▸ **INSTRUCTIONS TO FOLLOW**
Set down the lines from the start of the material through the line containing "- Point: [46, 635, 69, 649]", both ends included, keeping every line the same as in the material.

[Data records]

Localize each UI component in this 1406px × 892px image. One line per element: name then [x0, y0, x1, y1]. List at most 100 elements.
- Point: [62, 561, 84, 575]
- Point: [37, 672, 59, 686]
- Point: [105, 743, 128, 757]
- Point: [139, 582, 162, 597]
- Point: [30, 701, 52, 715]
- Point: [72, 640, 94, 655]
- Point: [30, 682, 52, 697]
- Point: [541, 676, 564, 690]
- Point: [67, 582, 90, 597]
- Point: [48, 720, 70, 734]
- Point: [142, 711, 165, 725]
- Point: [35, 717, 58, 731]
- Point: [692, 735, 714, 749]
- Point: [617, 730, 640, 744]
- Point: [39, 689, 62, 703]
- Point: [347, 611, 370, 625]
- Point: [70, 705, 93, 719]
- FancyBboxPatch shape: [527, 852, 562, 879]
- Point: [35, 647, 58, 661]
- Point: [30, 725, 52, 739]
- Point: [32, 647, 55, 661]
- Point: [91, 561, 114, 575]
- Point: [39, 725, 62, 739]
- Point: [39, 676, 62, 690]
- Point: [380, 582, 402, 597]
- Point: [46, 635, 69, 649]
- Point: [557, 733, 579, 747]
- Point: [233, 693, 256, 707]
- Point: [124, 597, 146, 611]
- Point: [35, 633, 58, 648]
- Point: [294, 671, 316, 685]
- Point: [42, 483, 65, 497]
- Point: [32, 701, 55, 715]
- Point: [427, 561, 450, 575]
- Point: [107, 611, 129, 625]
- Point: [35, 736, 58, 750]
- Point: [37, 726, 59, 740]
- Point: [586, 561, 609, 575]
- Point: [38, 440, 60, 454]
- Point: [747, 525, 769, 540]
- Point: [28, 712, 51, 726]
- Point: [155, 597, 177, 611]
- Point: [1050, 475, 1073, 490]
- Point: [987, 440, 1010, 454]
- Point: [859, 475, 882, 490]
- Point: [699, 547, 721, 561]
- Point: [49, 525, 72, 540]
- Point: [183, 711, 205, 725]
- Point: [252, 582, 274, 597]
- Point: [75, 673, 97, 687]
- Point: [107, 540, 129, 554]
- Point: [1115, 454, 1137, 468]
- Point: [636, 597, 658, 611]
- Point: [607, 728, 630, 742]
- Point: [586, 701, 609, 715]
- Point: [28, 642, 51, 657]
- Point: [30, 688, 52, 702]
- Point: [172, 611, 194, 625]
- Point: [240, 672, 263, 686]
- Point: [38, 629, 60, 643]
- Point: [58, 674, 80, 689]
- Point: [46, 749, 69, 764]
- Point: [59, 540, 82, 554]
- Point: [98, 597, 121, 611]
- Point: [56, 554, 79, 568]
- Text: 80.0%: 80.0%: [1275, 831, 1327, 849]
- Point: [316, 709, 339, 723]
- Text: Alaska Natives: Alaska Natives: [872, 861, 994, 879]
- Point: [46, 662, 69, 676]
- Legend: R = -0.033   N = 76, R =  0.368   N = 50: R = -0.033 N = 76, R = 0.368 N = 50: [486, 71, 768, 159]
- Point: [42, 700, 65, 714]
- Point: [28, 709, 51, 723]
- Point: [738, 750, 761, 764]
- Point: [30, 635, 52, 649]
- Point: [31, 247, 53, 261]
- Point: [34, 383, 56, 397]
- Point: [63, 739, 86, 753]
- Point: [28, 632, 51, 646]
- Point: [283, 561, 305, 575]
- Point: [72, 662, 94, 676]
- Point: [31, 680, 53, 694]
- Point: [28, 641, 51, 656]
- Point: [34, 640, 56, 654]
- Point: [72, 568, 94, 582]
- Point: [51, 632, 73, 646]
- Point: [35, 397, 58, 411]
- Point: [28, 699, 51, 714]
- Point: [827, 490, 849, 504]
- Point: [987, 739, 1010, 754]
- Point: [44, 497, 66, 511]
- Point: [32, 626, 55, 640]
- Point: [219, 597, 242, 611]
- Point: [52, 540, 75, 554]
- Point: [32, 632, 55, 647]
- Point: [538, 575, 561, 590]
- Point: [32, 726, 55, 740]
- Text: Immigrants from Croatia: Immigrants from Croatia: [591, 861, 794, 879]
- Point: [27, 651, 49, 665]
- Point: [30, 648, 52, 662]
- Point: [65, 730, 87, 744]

▸ **SOLUTION TO THIS PROBLEM**
Localize each UI component in this 1406px × 892px image. One line per element: name then [x0, y0, x1, y1]. List at most 100 elements.
- Point: [62, 561, 84, 575]
- Point: [37, 672, 59, 686]
- Point: [105, 743, 128, 757]
- Point: [139, 582, 162, 597]
- Point: [30, 701, 52, 715]
- Point: [72, 640, 94, 655]
- Point: [30, 682, 52, 697]
- Point: [541, 676, 564, 690]
- Point: [67, 582, 90, 597]
- Point: [48, 720, 70, 734]
- Point: [142, 711, 165, 725]
- Point: [35, 717, 58, 731]
- Point: [692, 735, 714, 749]
- Point: [617, 730, 640, 744]
- Point: [39, 689, 62, 703]
- Point: [347, 611, 370, 625]
- Point: [70, 705, 93, 719]
- FancyBboxPatch shape: [527, 852, 562, 879]
- Point: [35, 647, 58, 661]
- Point: [30, 725, 52, 739]
- Point: [32, 647, 55, 661]
- Point: [91, 561, 114, 575]
- Point: [39, 725, 62, 739]
- Point: [39, 676, 62, 690]
- Point: [380, 582, 402, 597]
- Point: [46, 635, 69, 649]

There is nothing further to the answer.